What to work on - Look for the string "JSON" in every line, and copy each line that has it.

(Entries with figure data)
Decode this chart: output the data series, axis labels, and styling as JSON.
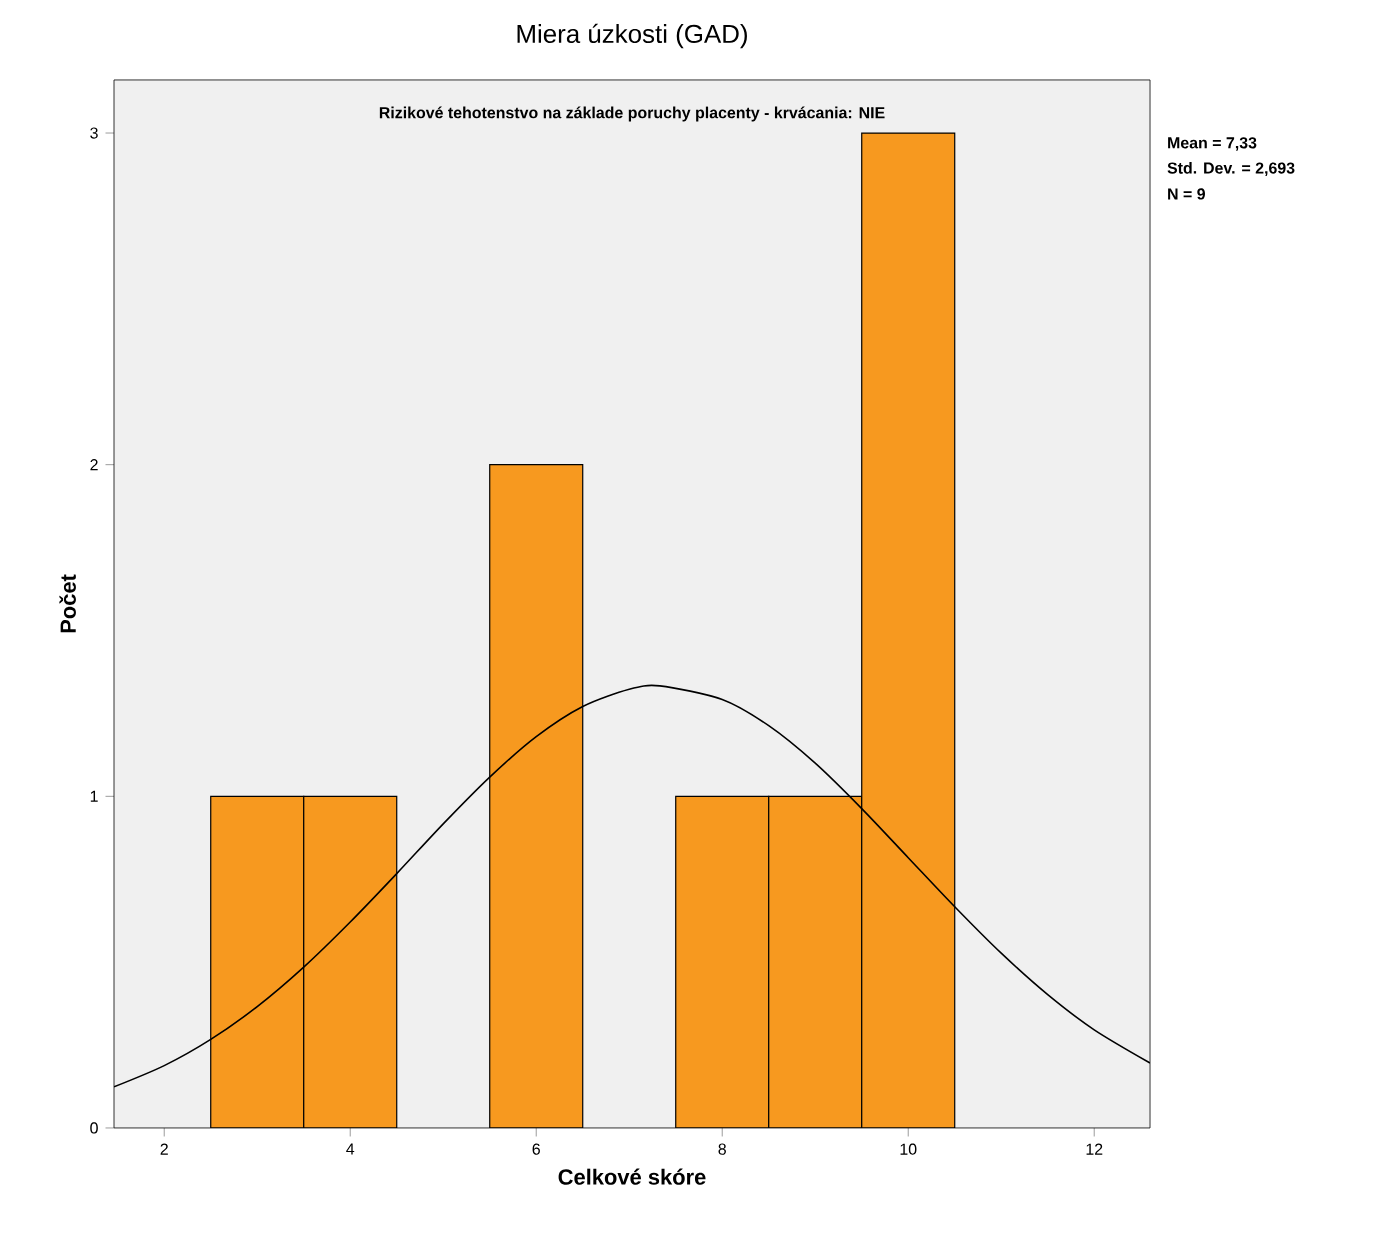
{
  "chart_data": {
    "type": "histogram",
    "title": "Miera úzkosti (GAD)",
    "subtitle": "Rizikové tehotenstvo na základe poruchy placenty - krvácania: NIE",
    "xlabel": "Celkové skóre",
    "ylabel": "Počet",
    "annotations": [
      "Mean = 7,33",
      "Std. Dev. = 2,693",
      "N = 9"
    ],
    "xlim": [
      1.46,
      12.6
    ],
    "ylim": [
      0,
      3.16
    ],
    "xticks": [
      2,
      4,
      6,
      8,
      10,
      12
    ],
    "yticks": [
      0,
      1,
      2,
      3
    ],
    "series": [
      {
        "color": "#f7991f",
        "bins": [
          2.5,
          3.5,
          4.5,
          5.5,
          6.5,
          7.5,
          8.5,
          9.5,
          10.5
        ],
        "values": [
          1,
          1,
          0,
          2,
          0,
          1,
          1,
          3
        ]
      },
      {
        "type": "line",
        "color": "#000000",
        "x": [
          1.46,
          2,
          2.5,
          3,
          3.5,
          4,
          4.5,
          5,
          5.5,
          6,
          6.5,
          7,
          7.33,
          8,
          8.5,
          9,
          9.5,
          10,
          10.5,
          11,
          11.5,
          12,
          12.6
        ],
        "values": [
          0.124,
          0.188,
          0.267,
          0.366,
          0.485,
          0.621,
          0.767,
          0.917,
          1.058,
          1.18,
          1.271,
          1.323,
          1.333,
          1.292,
          1.213,
          1.1,
          0.963,
          0.815,
          0.667,
          0.527,
          0.402,
          0.296,
          0.196
        ]
      }
    ]
  }
}
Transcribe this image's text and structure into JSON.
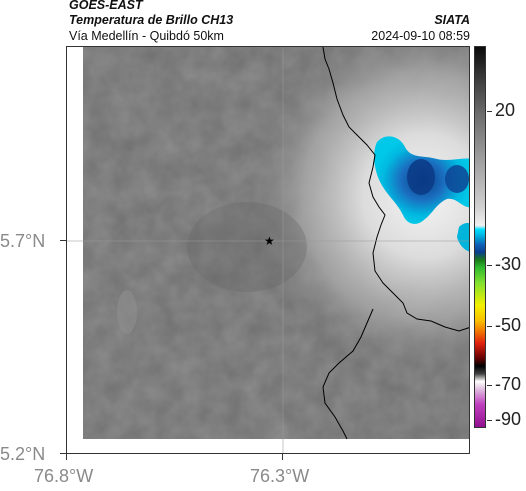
{
  "header": {
    "satellite": "GOES-EAST",
    "product": "Temperatura de Brillo CH13",
    "route": "Vía Medellín - Quibdó 50km",
    "org": "SIATA",
    "datetime": "2024-09-10 08:59"
  },
  "axes": {
    "lon_ticks": [
      "76.8°W",
      "76.3°W"
    ],
    "lat_ticks": [
      "5.7°N",
      "5.2°N"
    ]
  },
  "colorbar": {
    "tick_labels": [
      "20",
      "-30",
      "-50",
      "-70",
      "-90"
    ],
    "colors": {
      "warm": "#7a7a7a",
      "cold_cyan": "#00c8e8",
      "deep_blue": "#0a3f8f",
      "green": "#2fb82f",
      "yellow": "#f3f000",
      "red": "#e02010",
      "black": "#000000",
      "magenta": "#c040c0"
    }
  },
  "map": {
    "marker_icon": "star-marker",
    "border_color": "#000000",
    "cold_cloud_colors": [
      "#00b4dc",
      "#1e5fb0",
      "#0a3f8f"
    ]
  }
}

Problem solution -
Decode this chart: output the data series, axis labels, and styling as JSON.
Transcribe this image's text and structure into JSON.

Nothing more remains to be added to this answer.